╭─ Material for this task
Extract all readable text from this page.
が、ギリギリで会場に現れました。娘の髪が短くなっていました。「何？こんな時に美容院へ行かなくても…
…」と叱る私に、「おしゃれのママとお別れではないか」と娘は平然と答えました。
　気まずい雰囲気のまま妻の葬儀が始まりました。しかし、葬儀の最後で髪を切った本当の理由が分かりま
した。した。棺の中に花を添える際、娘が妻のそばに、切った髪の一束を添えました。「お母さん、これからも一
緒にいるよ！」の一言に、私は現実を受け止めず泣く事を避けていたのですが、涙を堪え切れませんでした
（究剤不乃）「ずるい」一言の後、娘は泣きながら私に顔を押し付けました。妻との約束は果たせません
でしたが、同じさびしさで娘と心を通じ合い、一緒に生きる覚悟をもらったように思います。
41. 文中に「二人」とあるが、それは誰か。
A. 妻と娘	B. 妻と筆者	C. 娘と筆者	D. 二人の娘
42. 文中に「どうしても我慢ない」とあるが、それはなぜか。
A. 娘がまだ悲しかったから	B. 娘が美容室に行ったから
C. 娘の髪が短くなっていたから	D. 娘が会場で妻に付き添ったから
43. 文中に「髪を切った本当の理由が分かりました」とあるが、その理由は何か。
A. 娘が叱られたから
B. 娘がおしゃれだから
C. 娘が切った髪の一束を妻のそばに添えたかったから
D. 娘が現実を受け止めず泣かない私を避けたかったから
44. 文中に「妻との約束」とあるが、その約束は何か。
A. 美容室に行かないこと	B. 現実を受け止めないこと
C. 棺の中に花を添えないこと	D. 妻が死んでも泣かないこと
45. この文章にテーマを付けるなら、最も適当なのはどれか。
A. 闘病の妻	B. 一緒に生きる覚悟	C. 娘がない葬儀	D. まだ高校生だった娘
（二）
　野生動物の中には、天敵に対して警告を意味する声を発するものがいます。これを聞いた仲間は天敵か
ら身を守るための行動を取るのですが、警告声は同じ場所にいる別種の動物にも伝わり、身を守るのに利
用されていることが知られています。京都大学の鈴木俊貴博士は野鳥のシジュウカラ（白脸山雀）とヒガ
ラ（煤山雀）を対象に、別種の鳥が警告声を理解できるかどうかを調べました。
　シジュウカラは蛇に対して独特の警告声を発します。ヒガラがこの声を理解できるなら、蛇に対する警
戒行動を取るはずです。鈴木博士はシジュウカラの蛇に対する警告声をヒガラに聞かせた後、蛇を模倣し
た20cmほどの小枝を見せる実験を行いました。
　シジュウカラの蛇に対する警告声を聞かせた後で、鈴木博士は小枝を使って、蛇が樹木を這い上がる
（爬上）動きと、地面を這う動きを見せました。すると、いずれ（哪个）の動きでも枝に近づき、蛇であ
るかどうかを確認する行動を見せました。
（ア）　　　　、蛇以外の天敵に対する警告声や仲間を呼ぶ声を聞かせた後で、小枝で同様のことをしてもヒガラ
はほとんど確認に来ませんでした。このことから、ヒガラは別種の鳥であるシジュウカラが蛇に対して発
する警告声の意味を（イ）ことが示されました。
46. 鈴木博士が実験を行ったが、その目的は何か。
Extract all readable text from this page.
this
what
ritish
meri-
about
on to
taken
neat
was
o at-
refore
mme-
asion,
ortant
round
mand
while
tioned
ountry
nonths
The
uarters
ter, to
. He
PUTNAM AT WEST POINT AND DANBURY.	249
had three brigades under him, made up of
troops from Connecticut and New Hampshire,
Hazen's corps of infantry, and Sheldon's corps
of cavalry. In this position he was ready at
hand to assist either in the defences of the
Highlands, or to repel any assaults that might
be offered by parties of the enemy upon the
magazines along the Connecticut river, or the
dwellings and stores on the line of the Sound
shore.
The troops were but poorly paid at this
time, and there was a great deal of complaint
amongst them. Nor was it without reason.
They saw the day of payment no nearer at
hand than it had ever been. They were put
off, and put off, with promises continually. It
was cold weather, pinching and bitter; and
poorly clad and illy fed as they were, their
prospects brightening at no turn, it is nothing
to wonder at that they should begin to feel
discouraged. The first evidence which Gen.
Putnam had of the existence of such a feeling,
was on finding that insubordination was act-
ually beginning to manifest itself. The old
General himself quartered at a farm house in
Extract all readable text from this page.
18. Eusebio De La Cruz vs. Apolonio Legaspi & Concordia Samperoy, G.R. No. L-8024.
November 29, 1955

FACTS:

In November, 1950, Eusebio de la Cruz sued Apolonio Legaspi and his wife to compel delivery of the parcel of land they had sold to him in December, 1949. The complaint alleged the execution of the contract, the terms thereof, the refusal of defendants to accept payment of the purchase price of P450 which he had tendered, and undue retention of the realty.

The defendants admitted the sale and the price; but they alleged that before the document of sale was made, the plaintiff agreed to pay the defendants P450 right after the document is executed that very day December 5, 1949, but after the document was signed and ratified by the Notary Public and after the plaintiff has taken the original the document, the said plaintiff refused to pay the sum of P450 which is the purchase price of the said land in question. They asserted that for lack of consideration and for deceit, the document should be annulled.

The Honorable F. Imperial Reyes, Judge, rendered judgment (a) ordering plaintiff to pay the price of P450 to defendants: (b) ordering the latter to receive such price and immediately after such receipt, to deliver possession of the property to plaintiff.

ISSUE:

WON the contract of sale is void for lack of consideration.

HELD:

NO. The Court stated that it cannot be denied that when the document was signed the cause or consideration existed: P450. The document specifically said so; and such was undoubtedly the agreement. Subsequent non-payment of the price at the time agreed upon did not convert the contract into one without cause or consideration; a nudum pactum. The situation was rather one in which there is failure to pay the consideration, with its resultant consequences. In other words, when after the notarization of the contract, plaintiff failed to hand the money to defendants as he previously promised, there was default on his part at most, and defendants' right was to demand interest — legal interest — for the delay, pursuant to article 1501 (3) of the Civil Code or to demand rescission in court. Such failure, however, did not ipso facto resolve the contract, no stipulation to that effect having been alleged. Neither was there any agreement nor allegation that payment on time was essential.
╰─
## Set task
Without omitting anything, output the entries exactly.

## Response
Extract all readable text from this page.
が、ギリギリで会場に現れました。娘の髪が短くなっていました。「何？こんな時に美容院へ行かなくても…
…」と叱る私に、「おしゃれのママとお別れではないか」と娘は平然と答えました。
　気まずい雰囲気のまま妻の葬儀が始まりました。しかし、葬儀の最後で髪を切った本当の理由が分かりま
した。した。棺の中に花を添える際、娘が妻のそばに、切った髪の一束を添えました。「お母さん、これからも一
緒にいるよ！」の一言に、私は現実を受け止めず泣く事を避けていたのですが、涙を堪え切れませんでした
（究剤不乃）「ずるい」一言の後、娘は泣きながら私に顔を押し付けました。妻との約束は果たせません
でしたが、同じさびしさで娘と心を通じ合い、一緒に生きる覚悟をもらったように思います。
41. 文中に「二人」とあるが、それは誰か。
A. 妻と娘	B. 妻と筆者	C. 娘と筆者	D. 二人の娘
42. 文中に「どうしても我慢ない」とあるが、それはなぜか。
A. 娘がまだ悲しかったから	B. 娘が美容室に行ったから
C. 娘の髪が短くなっていたから	D. 娘が会場で妻に付き添ったから
43. 文中に「髪を切った本当の理由が分かりました」とあるが、その理由は何か。
A. 娘が叱られたから
B. 娘がおしゃれだから
C. 娘が切った髪の一束を妻のそばに添えたかったから
D. 娘が現実を受け止めず泣かない私を避けたかったから
44. 文中に「妻との約束」とあるが、その約束は何か。
A. 美容室に行かないこと	B. 現実を受け止めないこと
C. 棺の中に花を添えないこと	D. 妻が死んでも泣かないこと
45. この文章にテーマを付けるなら、最も適当なのはどれか。
A. 闘病の妻	B. 一緒に生きる覚悟	C. 娘がない葬儀	D. まだ高校生だった娘
（二）
　野生動物の中には、天敵に対して警告を意味する声を発するものがいます。これを聞いた仲間は天敵か
ら身を守るための行動を取るのですが、警告声は同じ場所にいる別種の動物にも伝わり、身を守るのに利
用されていることが知られています。京都大学の鈴木俊貴博士は野鳥のシジュウカラ（白脸山雀）とヒガ
ラ（煤山雀）を対象に、別種の鳥が警告声を理解できるかどうかを調べました。
　シジュウカラは蛇に対して独特の警告声を発します。ヒガラがこの声を理解できるなら、蛇に対する警
戒行動を取るはずです。鈴木博士はシジュウカラの蛇に対する警告声をヒガラに聞かせた後、蛇を模倣し
た20cmほどの小枝を見せる実験を行いました。
　シジュウカラの蛇に対する警告声を聞かせた後で、鈴木博士は小枝を使って、蛇が樹木を這い上がる
（爬上）動きと、地面を這う動きを見せました。すると、いずれ（哪个）の動きでも枝に近づき、蛇であ
るかどうかを確認する行動を見せました。
（ア）　　　　、蛇以外の天敵に対する警告声や仲間を呼ぶ声を聞かせた後で、小枝で同様のことをしてもヒガラ
はほとんど確認に来ませんでした。このことから、ヒガラは別種の鳥であるシジュウカラが蛇に対して発
する警告声の意味を（イ）ことが示されました。
46. 鈴木博士が実験を行ったが、その目的は何か。
Extract all readable text from this page.
this
what
ritish
meri-
about
on to
taken
neat
was
o at-
refore
mme-
asion,
ortant
round
mand
while
tioned
ountry
nonths
The
uarters
ter, to
. He
PUTNAM AT WEST POINT AND DANBURY.	249
had three brigades under him, made up of
troops from Connecticut and New Hampshire,
Hazen's corps of infantry, and Sheldon's corps
of cavalry. In this position he was ready at
hand to assist either in the defences of the
Highlands, or to repel any assaults that might
be offered by parties of the enemy upon the
magazines along the Connecticut river, or the
dwellings and stores on the line of the Sound
shore.
The troops were but poorly paid at this
time, and there was a great deal of complaint
amongst them. Nor was it without reason.
They saw the day of payment no nearer at
hand than it had ever been. They were put
off, and put off, with promises continually. It
was cold weather, pinching and bitter; and
poorly clad and illy fed as they were, their
prospects brightening at no turn, it is nothing
to wonder at that they should begin to feel
discouraged. The first evidence which Gen.
Putnam had of the existence of such a feeling,
was on finding that insubordination was act-
ually beginning to manifest itself. The old
General himself quartered at a farm house in
Extract all readable text from this page.
18. Eusebio De La Cruz vs. Apolonio Legaspi & Concordia Samperoy, G.R. No. L-8024.
November 29, 1955

FACTS:

In November, 1950, Eusebio de la Cruz sued Apolonio Legaspi and his wife to compel delivery of the parcel of land they had sold to him in December, 1949. The complaint alleged the execution of the contract, the terms thereof, the refusal of defendants to accept payment of the purchase price of P450 which he had tendered, and undue retention of the realty.

The defendants admitted the sale and the price; but they alleged that before the document of sale was made, the plaintiff agreed to pay the defendants P450 right after the document is executed that very day December 5, 1949, but after the document was signed and ratified by the Notary Public and after the plaintiff has taken the original the document, the said plaintiff refused to pay the sum of P450 which is the purchase price of the said land in question. They asserted that for lack of consideration and for deceit, the document should be annulled.

The Honorable F. Imperial Reyes, Judge, rendered judgment (a) ordering plaintiff to pay the price of P450 to defendants: (b) ordering the latter to receive such price and immediately after such receipt, to deliver possession of the property to plaintiff.

ISSUE:

WON the contract of sale is void for lack of consideration.

HELD:

NO. The Court stated that it cannot be denied that when the document was signed the cause or consideration existed: P450. The document specifically said so; and such was undoubtedly the agreement. Subsequent non-payment of the price at the time agreed upon did not convert the contract into one without cause or consideration; a nudum pactum. The situation was rather one in which there is failure to pay the consideration, with its resultant consequences. In other words, when after the notarization of the contract, plaintiff failed to hand the money to defendants as he previously promised, there was default on his part at most, and defendants' right was to demand interest — legal interest — for the delay, pursuant to article 1501 (3) of the Civil Code or to demand rescission in court. Such failure, however, did not ipso facto resolve the contract, no stipulation to that effect having been alleged. Neither was there any agreement nor allegation that payment on time was essential.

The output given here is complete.